> _WRITTEN PROBLEM_
Return the whole listing, line for line, without the pictures in it.

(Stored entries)
┌────────
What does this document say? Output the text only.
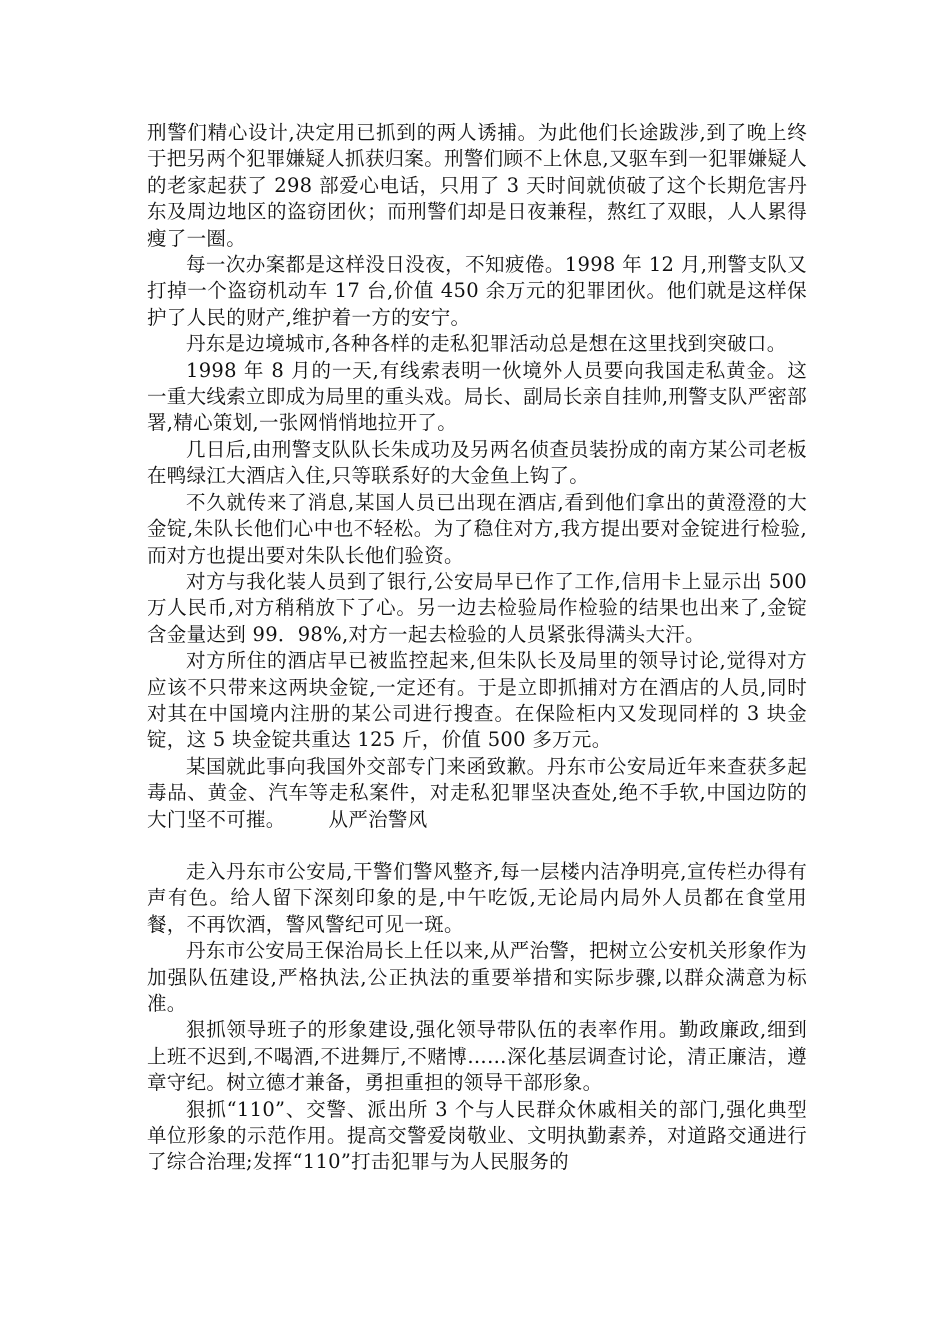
刑警们精心设计,决定用已抓到的两人诱捕。为此他们长途跋涉,到了晚上终于把另两个犯罪嫌疑人抓获归案。刑警们顾不上休息,又驱车到一犯罪嫌疑人的老家起获了 298 部爱心电话，只用了 3 天时间就侦破了这个长期危害丹东及周边地区的盗窃团伙；而刑警们却是日夜兼程，熬红了双眼，人人累得瘦了一圈。

每一次办案都是这样没日没夜，不知疲倦。1998 年 12 月,刑警支队又打掉一个盗窃机动车 17 台,价值 450 余万元的犯罪团伙。他们就是这样保护了人民的财产,维护着一方的安宁。

丹东是边境城市,各种各样的走私犯罪活动总是想在这里找到突破口。

1998 年 8 月的一天,有线索表明一伙境外人员要向我国走私黄金。这一重大线索立即成为局里的重头戏。局长、副局长亲自挂帅,刑警支队严密部署,精心策划,一张网悄悄地拉开了。

几日后,由刑警支队队长朱成功及另两名侦查员装扮成的南方某公司老板在鸭绿江大酒店入住,只等联系好的大金鱼上钩了。

不久就传来了消息,某国人员已出现在酒店,看到他们拿出的黄澄澄的大金锭,朱队长他们心中也不轻松。为了稳住对方,我方提出要对金锭进行检验,而对方也提出要对朱队长他们验资。

对方与我化装人员到了银行,公安局早已作了工作,信用卡上显示出 500 万人民币,对方稍稍放下了心。另一边去检验局作检验的结果也出来了,金锭含金量达到 99．98%,对方一起去检验的人员紧张得满头大汗。

对方所住的酒店早已被监控起来,但朱队长及局里的领导讨论,觉得对方应该不只带来这两块金锭,一定还有。于是立即抓捕对方在酒店的人员,同时对其在中国境内注册的某公司进行搜查。在保险柜内又发现同样的 3 块金锭，这 5 块金锭共重达 125 斤，价值 500 多万元。

某国就此事向我国外交部专门来函致歉。丹东市公安局近年来查获多起毒品、黄金、汽车等走私案件，对走私犯罪坚决查处,绝不手软,中国边防的大门坚不可摧。 从严治警风

走入丹东市公安局,干警们警风整齐,每一层楼内洁净明亮,宣传栏办得有声有色。给人留下深刻印象的是,中午吃饭,无论局内局外人员都在食堂用餐，不再饮酒，警风警纪可见一斑。

丹东市公安局王保治局长上任以来,从严治警，把树立公安机关形象作为加强队伍建设,严格执法,公正执法的重要举措和实际步骤,以群众满意为标准。

狠抓领导班子的形象建设,强化领导带队伍的表率作用。勤政廉政,细到上班不迟到,不喝酒,不进舞厅,不赌博……深化基层调查讨论，清正廉洁，遵章守纪。树立德才兼备，勇担重担的领导干部形象。

狠抓“110”、交警、派出所 3 个与人民群众休戚相关的部门,强化典型单位形象的示范作用。提高交警爱岗敬业、文明执勤素养，对道路交通进行了综合治理;发挥“110”打击犯罪与为人民服务的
└────────
> _WRITTEN SOLUTION_
What does this document say? Output the text only.
刑警们精心设计,决定用已抓到的两人诱捕。为此他们长途跋涉,到了晚上终于把另两个犯罪嫌疑人抓获归案。刑警们顾不上休息,又驱车到一犯罪嫌疑人的老家起获了 298 部爱心电话，只用了 3 天时间就侦破了这个长期危害丹东及周边地区的盗窃团伙；而刑警们却是日夜兼程，熬红了双眼，人人累得瘦了一圈。

每一次办案都是这样没日没夜，不知疲倦。1998 年 12 月,刑警支队又打掉一个盗窃机动车 17 台,价值 450 余万元的犯罪团伙。他们就是这样保护了人民的财产,维护着一方的安宁。

丹东是边境城市,各种各样的走私犯罪活动总是想在这里找到突破口。

1998 年 8 月的一天,有线索表明一伙境外人员要向我国走私黄金。这一重大线索立即成为局里的重头戏。局长、副局长亲自挂帅,刑警支队严密部署,精心策划,一张网悄悄地拉开了。

几日后,由刑警支队队长朱成功及另两名侦查员装扮成的南方某公司老板在鸭绿江大酒店入住,只等联系好的大金鱼上钩了。

不久就传来了消息,某国人员已出现在酒店,看到他们拿出的黄澄澄的大金锭,朱队长他们心中也不轻松。为了稳住对方,我方提出要对金锭进行检验,而对方也提出要对朱队长他们验资。

对方与我化装人员到了银行,公安局早已作了工作,信用卡上显示出 500 万人民币,对方稍稍放下了心。另一边去检验局作检验的结果也出来了,金锭含金量达到 99．98%,对方一起去检验的人员紧张得满头大汗。

对方所住的酒店早已被监控起来,但朱队长及局里的领导讨论,觉得对方应该不只带来这两块金锭,一定还有。于是立即抓捕对方在酒店的人员,同时对其在中国境内注册的某公司进行搜查。在保险柜内又发现同样的 3 块金锭，这 5 块金锭共重达 125 斤，价值 500 多万元。

某国就此事向我国外交部专门来函致歉。丹东市公安局近年来查获多起毒品、黄金、汽车等走私案件，对走私犯罪坚决查处,绝不手软,中国边防的大门坚不可摧。 从严治警风

走入丹东市公安局,干警们警风整齐,每一层楼内洁净明亮,宣传栏办得有声有色。给人留下深刻印象的是,中午吃饭,无论局内局外人员都在食堂用餐，不再饮酒，警风警纪可见一斑。

丹东市公安局王保治局长上任以来,从严治警，把树立公安机关形象作为加强队伍建设,严格执法,公正执法的重要举措和实际步骤,以群众满意为标准。

狠抓领导班子的形象建设,强化领导带队伍的表率作用。勤政廉政,细到上班不迟到,不喝酒,不进舞厅,不赌博……深化基层调查讨论，清正廉洁，遵章守纪。树立德才兼备，勇担重担的领导干部形象。

狠抓“110”、交警、派出所 3 个与人民群众休戚相关的部门,强化典型单位形象的示范作用。提高交警爱岗敬业、文明执勤素养，对道路交通进行了综合治理;发挥“110”打击犯罪与为人民服务的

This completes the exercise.